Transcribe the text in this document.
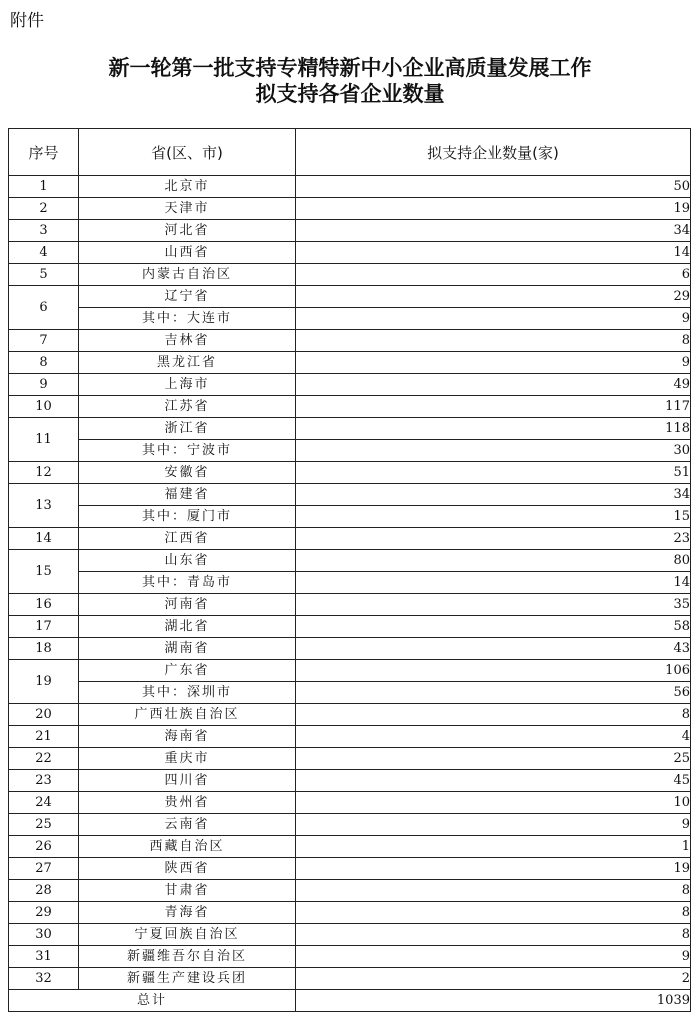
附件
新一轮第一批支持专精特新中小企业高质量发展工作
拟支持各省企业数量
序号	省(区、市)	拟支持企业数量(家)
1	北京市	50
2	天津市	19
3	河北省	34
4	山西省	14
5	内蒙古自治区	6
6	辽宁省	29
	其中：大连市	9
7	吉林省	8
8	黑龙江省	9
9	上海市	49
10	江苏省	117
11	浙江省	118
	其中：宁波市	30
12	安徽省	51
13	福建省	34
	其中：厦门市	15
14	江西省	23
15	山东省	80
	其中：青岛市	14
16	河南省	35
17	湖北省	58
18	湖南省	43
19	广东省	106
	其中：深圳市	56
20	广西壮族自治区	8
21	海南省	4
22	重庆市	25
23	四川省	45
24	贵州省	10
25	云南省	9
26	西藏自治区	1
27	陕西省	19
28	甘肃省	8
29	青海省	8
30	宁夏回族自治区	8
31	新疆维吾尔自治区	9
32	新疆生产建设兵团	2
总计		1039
══════════
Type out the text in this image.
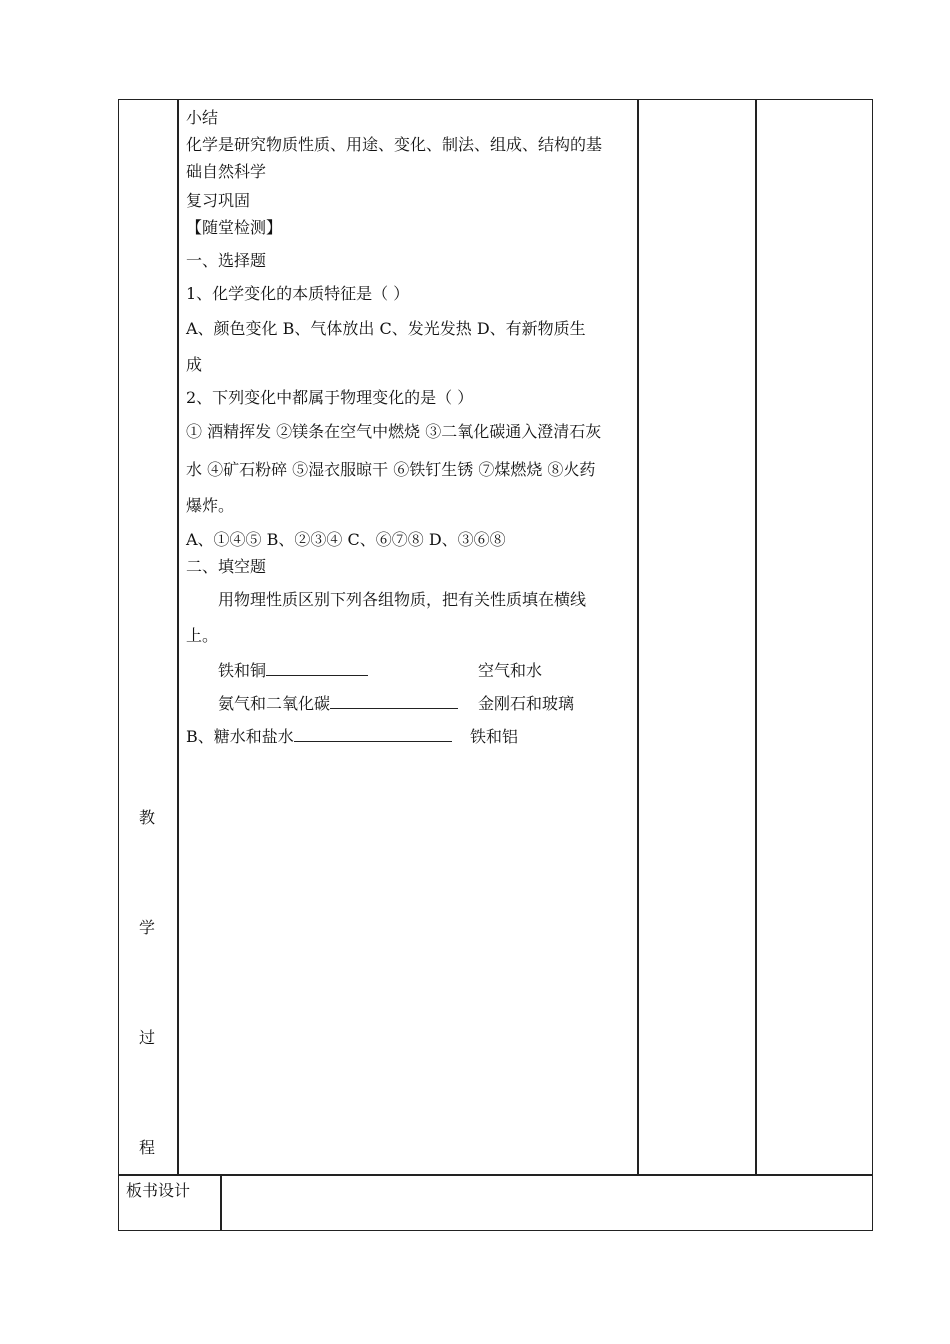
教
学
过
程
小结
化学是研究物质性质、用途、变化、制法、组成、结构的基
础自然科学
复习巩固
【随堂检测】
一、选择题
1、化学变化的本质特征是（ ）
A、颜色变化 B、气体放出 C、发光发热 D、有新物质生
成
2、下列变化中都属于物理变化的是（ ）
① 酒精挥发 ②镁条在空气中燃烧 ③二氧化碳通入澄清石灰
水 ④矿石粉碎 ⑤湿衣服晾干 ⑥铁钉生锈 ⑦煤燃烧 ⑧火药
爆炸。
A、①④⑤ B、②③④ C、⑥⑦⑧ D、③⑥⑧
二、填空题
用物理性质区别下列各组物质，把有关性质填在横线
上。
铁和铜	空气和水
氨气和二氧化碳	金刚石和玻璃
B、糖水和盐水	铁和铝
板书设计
══════════
Exercise goal: Report the number of lines in the listing above that include the word "this", and nothing else.

Solution to the exercise: 2